Data listing –
<<<<

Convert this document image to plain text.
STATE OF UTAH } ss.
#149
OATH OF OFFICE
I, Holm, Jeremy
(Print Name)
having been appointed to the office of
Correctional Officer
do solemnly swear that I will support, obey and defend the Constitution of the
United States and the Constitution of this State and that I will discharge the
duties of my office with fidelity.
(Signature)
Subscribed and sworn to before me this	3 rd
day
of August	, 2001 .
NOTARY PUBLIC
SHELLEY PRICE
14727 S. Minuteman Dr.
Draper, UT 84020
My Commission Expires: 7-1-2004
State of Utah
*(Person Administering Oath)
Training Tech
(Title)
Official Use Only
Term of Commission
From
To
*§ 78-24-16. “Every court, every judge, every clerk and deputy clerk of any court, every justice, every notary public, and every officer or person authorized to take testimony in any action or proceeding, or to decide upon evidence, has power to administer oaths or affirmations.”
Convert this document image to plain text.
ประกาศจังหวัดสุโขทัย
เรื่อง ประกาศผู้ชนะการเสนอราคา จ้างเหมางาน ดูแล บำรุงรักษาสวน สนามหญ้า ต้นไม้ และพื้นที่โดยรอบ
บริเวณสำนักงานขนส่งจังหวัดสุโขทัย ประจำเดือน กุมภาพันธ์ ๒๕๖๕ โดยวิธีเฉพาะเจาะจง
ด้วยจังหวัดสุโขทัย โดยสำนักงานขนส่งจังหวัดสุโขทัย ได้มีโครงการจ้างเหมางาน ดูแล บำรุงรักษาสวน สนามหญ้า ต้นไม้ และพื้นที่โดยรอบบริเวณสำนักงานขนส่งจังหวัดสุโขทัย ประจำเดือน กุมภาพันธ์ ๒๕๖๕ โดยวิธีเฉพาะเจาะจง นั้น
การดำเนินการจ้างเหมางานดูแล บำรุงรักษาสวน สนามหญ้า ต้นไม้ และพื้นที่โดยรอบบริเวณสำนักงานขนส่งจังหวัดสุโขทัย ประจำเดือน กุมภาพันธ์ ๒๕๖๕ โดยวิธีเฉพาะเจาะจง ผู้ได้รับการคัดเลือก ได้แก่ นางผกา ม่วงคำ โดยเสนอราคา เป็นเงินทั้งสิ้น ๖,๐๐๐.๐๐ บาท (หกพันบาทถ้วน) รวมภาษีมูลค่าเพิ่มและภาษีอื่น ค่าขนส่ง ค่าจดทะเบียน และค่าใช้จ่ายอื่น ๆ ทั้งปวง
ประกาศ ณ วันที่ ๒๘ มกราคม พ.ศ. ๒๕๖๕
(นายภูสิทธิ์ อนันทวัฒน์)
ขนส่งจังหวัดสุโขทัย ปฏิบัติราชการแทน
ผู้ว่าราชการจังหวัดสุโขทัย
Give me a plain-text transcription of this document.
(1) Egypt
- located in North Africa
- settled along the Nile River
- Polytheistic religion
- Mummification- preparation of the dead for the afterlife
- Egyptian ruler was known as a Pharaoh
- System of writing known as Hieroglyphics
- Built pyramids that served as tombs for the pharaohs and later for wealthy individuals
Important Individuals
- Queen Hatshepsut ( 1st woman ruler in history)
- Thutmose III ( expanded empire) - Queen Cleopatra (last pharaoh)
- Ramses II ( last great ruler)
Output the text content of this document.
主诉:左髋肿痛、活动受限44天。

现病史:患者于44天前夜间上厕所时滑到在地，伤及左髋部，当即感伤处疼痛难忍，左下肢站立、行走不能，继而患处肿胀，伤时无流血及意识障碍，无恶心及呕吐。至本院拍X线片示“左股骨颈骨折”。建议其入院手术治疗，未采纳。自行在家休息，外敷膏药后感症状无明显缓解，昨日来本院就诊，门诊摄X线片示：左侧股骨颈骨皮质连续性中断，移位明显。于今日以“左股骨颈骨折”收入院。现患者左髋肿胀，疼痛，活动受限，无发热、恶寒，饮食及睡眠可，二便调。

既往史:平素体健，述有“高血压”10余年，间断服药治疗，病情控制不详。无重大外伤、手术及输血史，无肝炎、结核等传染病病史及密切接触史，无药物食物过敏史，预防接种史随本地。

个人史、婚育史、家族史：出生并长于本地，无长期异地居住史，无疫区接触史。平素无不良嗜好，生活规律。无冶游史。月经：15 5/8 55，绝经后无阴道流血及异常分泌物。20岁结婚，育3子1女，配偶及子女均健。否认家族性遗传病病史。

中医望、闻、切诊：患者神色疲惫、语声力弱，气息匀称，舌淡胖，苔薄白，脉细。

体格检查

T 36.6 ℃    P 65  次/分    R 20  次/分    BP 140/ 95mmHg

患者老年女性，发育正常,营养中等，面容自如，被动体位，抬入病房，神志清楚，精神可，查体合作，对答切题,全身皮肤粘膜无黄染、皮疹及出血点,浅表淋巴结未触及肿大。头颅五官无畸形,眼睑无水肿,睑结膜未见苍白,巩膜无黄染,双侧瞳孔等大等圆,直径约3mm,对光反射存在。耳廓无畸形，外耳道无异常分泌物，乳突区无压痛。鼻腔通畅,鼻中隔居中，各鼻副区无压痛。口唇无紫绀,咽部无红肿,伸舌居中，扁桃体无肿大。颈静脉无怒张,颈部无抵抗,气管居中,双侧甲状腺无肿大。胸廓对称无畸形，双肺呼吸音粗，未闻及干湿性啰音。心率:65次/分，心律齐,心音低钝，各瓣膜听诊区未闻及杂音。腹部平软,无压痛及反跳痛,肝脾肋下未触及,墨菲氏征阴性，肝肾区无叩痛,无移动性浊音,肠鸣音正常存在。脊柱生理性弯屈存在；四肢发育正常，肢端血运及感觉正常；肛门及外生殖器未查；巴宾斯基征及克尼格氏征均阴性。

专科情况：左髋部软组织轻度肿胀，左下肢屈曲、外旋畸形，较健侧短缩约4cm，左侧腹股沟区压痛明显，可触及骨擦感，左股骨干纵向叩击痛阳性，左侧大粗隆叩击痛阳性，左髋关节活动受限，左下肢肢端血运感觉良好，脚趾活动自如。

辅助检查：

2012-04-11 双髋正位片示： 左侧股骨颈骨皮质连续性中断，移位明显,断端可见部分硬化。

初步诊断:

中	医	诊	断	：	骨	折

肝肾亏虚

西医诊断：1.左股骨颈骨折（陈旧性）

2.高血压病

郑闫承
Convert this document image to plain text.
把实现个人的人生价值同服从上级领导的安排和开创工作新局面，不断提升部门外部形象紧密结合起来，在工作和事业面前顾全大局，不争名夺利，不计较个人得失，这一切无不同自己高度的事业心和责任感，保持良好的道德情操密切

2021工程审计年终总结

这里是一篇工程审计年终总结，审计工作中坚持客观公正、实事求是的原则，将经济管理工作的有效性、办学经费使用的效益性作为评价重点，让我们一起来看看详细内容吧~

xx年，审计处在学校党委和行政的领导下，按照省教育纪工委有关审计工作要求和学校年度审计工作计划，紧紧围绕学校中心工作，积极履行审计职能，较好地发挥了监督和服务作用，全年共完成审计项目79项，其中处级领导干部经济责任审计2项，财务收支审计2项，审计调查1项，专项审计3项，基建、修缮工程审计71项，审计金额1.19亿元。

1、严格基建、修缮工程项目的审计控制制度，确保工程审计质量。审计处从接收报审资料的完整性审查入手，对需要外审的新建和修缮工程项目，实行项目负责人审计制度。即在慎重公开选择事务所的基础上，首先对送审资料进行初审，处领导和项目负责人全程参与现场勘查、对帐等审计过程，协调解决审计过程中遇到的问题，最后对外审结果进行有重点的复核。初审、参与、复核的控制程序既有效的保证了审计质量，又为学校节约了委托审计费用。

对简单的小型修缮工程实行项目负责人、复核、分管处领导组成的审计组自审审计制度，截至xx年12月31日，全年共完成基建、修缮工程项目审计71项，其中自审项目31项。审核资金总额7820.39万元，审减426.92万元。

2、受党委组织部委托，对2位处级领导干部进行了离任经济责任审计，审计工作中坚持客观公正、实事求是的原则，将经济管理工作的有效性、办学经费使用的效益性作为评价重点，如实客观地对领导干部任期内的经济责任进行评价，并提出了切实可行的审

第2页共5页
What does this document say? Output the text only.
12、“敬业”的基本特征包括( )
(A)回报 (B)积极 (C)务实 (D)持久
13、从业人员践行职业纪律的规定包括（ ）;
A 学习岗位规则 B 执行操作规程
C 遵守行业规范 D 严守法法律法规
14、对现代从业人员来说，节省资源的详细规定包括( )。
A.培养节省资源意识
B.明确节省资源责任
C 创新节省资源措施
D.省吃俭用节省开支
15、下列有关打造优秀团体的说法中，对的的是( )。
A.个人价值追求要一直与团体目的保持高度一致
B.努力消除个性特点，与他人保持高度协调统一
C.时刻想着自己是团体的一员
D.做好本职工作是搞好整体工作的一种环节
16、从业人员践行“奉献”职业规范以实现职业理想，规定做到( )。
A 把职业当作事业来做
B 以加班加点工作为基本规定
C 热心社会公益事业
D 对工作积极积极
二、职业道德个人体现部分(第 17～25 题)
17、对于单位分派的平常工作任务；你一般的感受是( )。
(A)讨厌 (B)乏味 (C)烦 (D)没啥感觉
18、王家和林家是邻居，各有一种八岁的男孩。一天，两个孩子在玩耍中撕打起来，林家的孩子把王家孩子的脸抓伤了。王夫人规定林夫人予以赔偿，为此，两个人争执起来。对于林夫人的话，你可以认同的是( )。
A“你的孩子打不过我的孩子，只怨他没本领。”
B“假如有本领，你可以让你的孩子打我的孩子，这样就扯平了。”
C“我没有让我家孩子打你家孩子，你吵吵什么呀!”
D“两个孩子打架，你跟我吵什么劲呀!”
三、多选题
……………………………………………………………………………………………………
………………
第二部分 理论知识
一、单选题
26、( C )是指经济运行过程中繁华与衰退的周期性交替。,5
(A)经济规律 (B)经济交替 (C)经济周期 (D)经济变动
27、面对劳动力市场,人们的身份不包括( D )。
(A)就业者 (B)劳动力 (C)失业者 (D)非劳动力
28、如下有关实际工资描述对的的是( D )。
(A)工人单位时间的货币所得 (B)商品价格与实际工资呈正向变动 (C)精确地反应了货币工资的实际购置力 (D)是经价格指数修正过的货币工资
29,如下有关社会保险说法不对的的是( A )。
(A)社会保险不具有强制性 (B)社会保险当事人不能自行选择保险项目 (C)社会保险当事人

>>>>

Aim –
Looking at the records above, report how many lines contain the word "last". Answer with the number only.

Output –
2